Data provided
* * * *
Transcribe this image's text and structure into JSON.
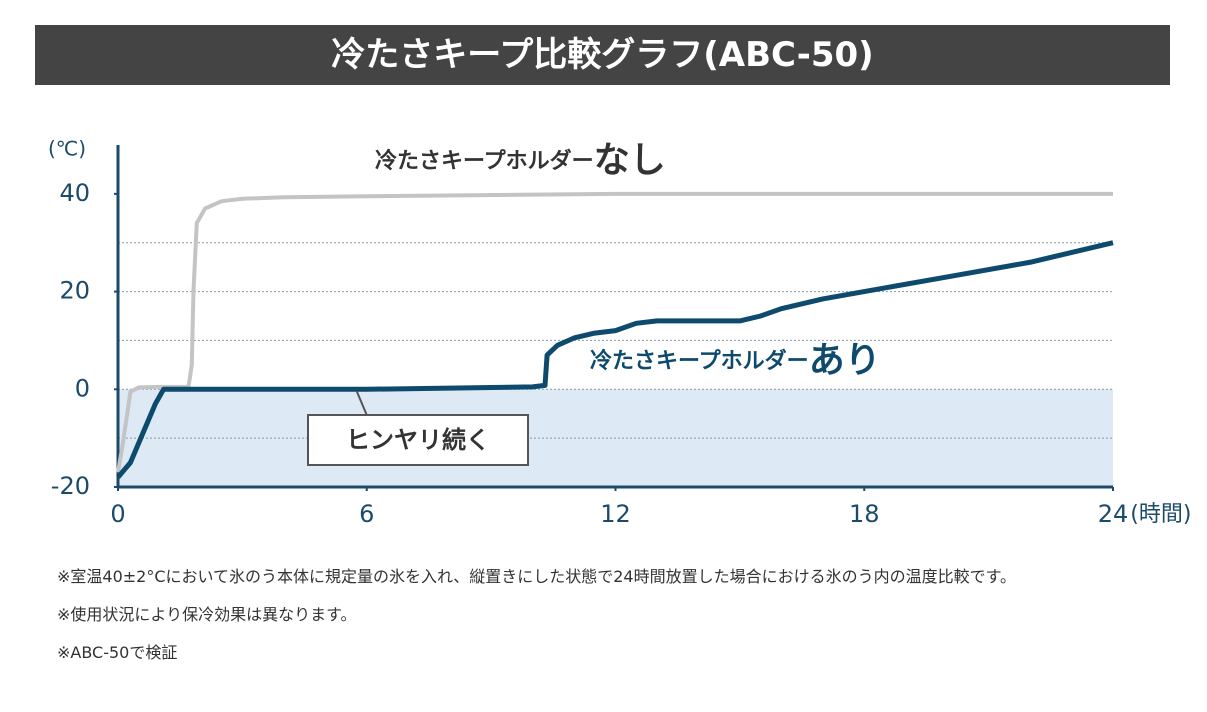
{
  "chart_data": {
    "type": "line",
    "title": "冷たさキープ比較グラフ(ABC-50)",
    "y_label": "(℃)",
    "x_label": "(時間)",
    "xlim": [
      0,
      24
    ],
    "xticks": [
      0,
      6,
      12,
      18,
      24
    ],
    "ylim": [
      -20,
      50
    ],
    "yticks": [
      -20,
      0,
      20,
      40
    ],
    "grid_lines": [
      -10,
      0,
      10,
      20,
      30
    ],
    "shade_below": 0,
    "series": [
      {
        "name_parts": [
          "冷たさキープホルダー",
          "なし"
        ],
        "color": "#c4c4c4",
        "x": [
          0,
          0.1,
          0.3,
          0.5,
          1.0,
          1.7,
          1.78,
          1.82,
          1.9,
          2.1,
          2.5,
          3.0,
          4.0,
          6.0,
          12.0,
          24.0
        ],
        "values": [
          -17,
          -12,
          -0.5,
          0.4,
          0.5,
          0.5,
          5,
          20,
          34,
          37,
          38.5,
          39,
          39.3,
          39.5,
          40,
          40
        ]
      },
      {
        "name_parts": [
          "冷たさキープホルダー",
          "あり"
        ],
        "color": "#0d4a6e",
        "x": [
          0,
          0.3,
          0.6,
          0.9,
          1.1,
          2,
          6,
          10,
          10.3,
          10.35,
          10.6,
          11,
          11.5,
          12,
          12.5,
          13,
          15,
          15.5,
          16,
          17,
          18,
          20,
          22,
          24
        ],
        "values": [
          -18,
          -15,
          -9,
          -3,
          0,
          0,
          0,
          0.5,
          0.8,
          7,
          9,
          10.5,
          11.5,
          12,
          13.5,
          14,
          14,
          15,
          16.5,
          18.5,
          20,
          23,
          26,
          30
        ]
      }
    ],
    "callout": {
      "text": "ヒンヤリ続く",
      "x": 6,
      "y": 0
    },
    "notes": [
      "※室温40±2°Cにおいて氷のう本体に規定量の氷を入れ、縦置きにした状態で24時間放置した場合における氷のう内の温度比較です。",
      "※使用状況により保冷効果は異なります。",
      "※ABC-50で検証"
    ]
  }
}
* * * *
Your goal
All lines of the data above that include the word "text" must be shown.

Reply to the exercise
Transcribe this image's text and structure into JSON.
      "text": "ヒンヤリ続く",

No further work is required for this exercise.